### What is required
Write the records below out again exactly as given, with no images.
— start of Records shown —
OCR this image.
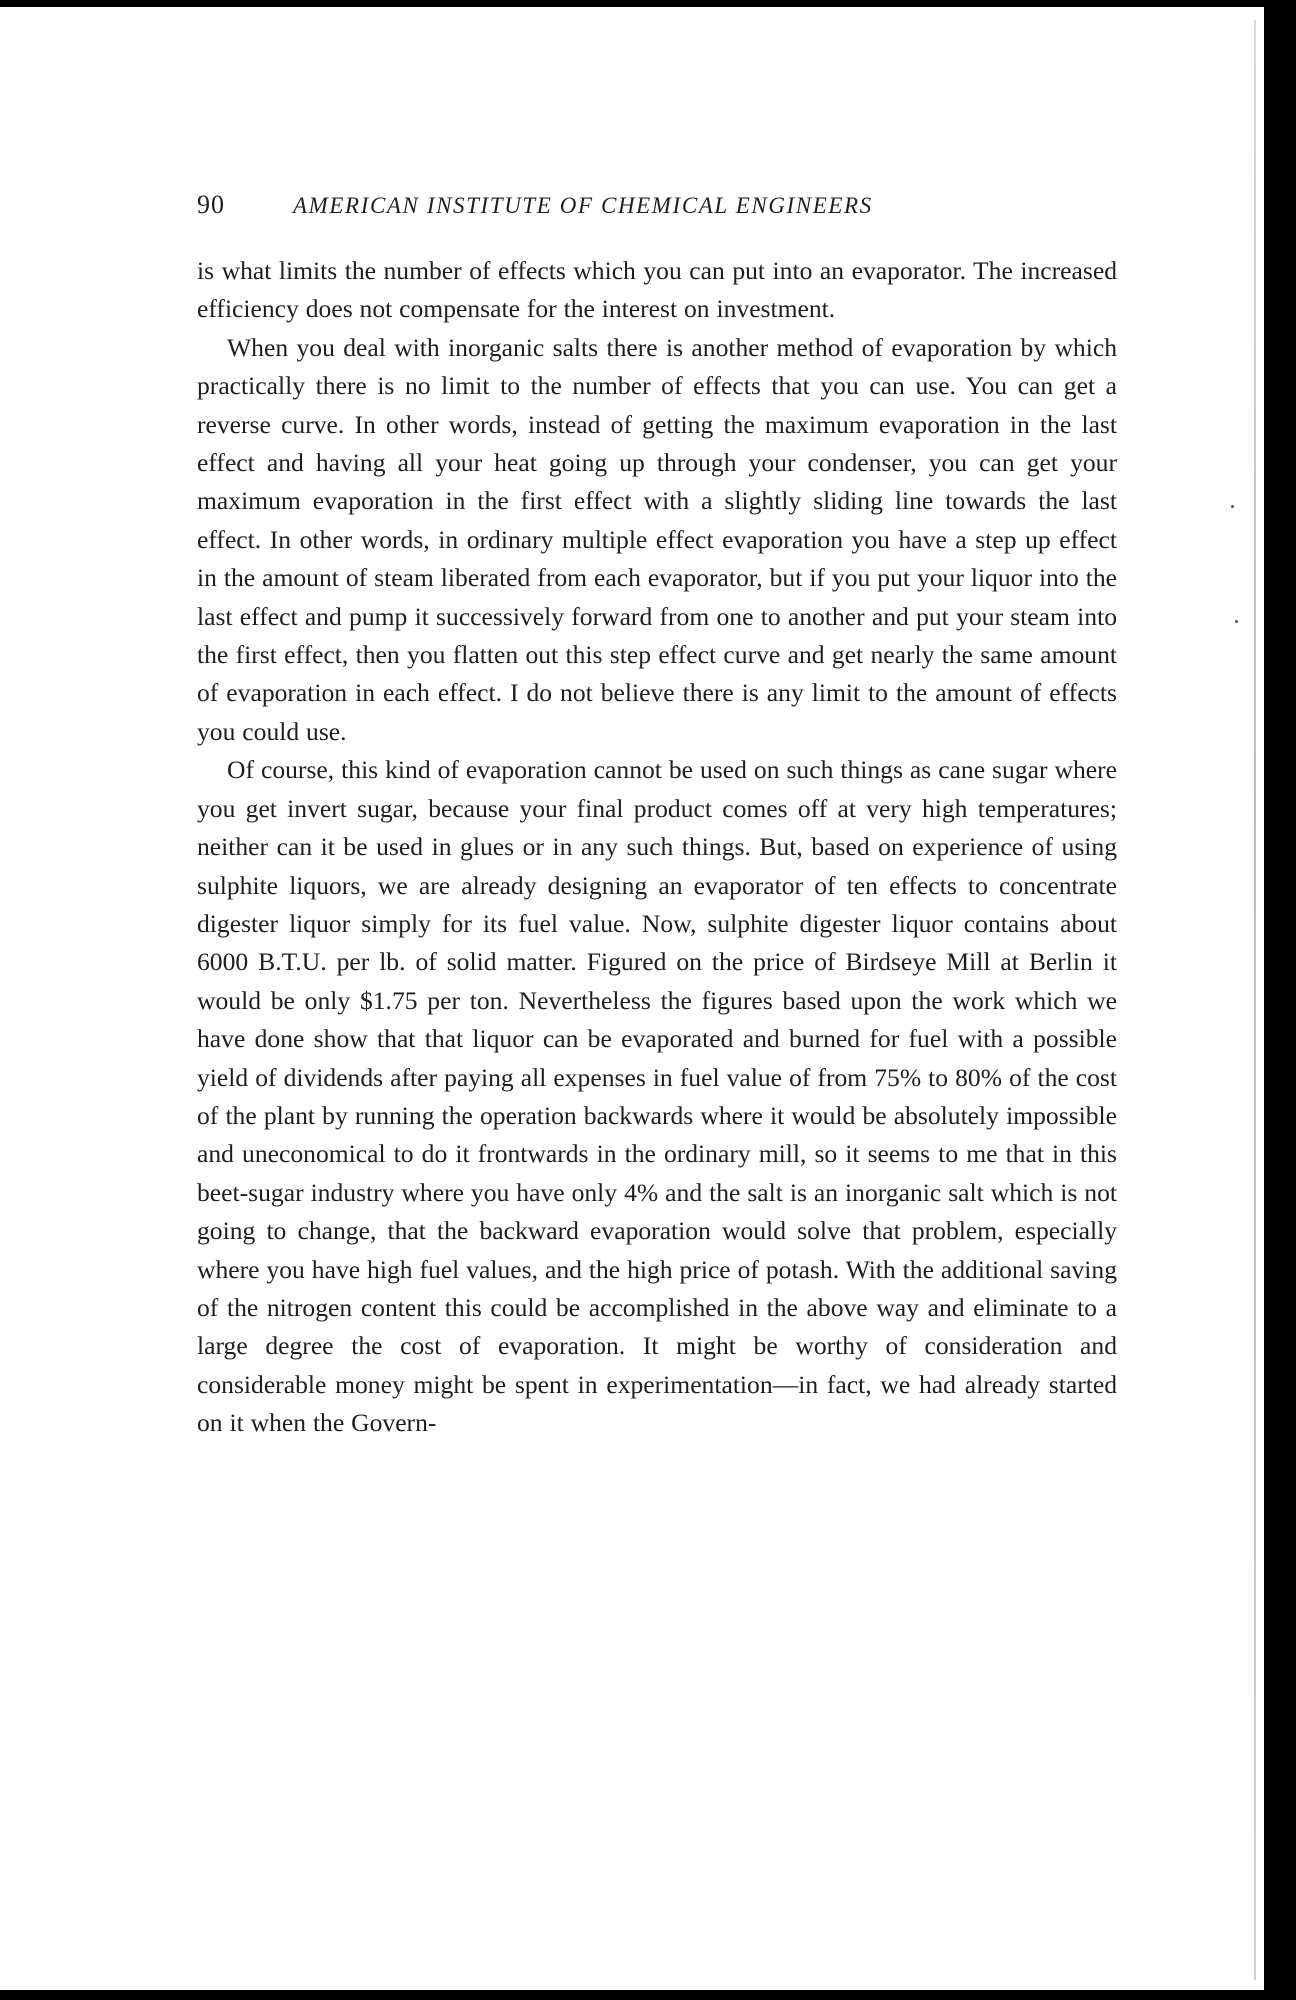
90	AMERICAN INSTITUTE OF CHEMICAL ENGINEERS

is what limits the number of effects which you can put into an evaporator. The increased efficiency does not compensate for the interest on investment.

When you deal with inorganic salts there is another method of evaporation by which practically there is no limit to the number of effects that you can use. You can get a reverse curve. In other words, instead of getting the maximum evaporation in the last effect and having all your heat going up through your condenser, you can get your maximum evaporation in the first effect with a slightly sliding line towards the last effect. In other words, in ordinary multiple effect evaporation you have a step up effect in the amount of steam liberated from each evaporator, but if you put your liquor into the last effect and pump it successively forward from one to another and put your steam into the first effect, then you flatten out this step effect curve and get nearly the same amount of evaporation in each effect. I do not believe there is any limit to the amount of effects you could use.

Of course, this kind of evaporation cannot be used on such things as cane sugar where you get invert sugar, because your final product comes off at very high temperatures; neither can it be used in glues or in any such things. But, based on experience of using sulphite liquors, we are already designing an evaporator of ten effects to concentrate digester liquor simply for its fuel value. Now, sulphite digester liquor contains about 6000 B.T.U. per lb. of solid matter. Figured on the price of Birdseye Mill at Berlin it would be only $1.75 per ton. Nevertheless the figures based upon the work which we have done show that that liquor can be evaporated and burned for fuel with a possible yield of dividends after paying all expenses in fuel value of from 75% to 80% of the cost of the plant by running the operation backwards where it would be absolutely impossible and uneconomical to do it frontwards in the ordinary mill, so it seems to me that in this beet-sugar industry where you have only 4% and the salt is an inorganic salt which is not going to change, that the backward evaporation would solve that problem, especially where you have high fuel values, and the high price of potash. With the additional saving of the nitrogen content this could be accomplished in the above way and eliminate to a large degree the cost of evaporation. It might be worthy of consideration and considerable money might be spent in experimentation—in fact, we had already started on it when the Govern-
— end of Records shown —
### Finished answer
OCR this image.
90	AMERICAN INSTITUTE OF CHEMICAL ENGINEERS

is what limits the number of effects which you can put into an evaporator. The increased efficiency does not compensate for the interest on investment.

When you deal with inorganic salts there is another method of evaporation by which practically there is no limit to the number of effects that you can use. You can get a reverse curve. In other words, instead of getting the maximum evaporation in the last effect and having all your heat going up through your condenser, you can get your maximum evaporation in the first effect with a slightly sliding line towards the last effect. In other words, in ordinary multiple effect evaporation you have a step up effect in the amount of steam liberated from each evaporator, but if you put your liquor into the last effect and pump it successively forward from one to another and put your steam into the first effect, then you flatten out this step effect curve and get nearly the same amount of evaporation in each effect. I do not believe there is any limit to the amount of effects you could use.

Of course, this kind of evaporation cannot be used on such things as cane sugar where you get invert sugar, because your final product comes off at very high temperatures; neither can it be used in glues or in any such things. But, based on experience of using sulphite liquors, we are already designing an evaporator of ten effects to concentrate digester liquor simply for its fuel value. Now, sulphite digester liquor contains about 6000 B.T.U. per lb. of solid matter. Figured on the price of Birdseye Mill at Berlin it would be only $1.75 per ton. Nevertheless the figures based upon the work which we have done show that that liquor can be evaporated and burned for fuel with a possible yield of dividends after paying all expenses in fuel value of from 75% to 80% of the cost of the plant by running the operation backwards where it would be absolutely impossible and uneconomical to do it frontwards in the ordinary mill, so it seems to me that in this beet-sugar industry where you have only 4% and the salt is an inorganic salt which is not going to change, that the backward evaporation would solve that problem, especially where you have high fuel values, and the high price of potash. With the additional saving of the nitrogen content this could be accomplished in the above way and eliminate to a large degree the cost of evaporation. It might be worthy of consideration and considerable money might be spent in experimentation—in fact, we had already started on it when the Govern-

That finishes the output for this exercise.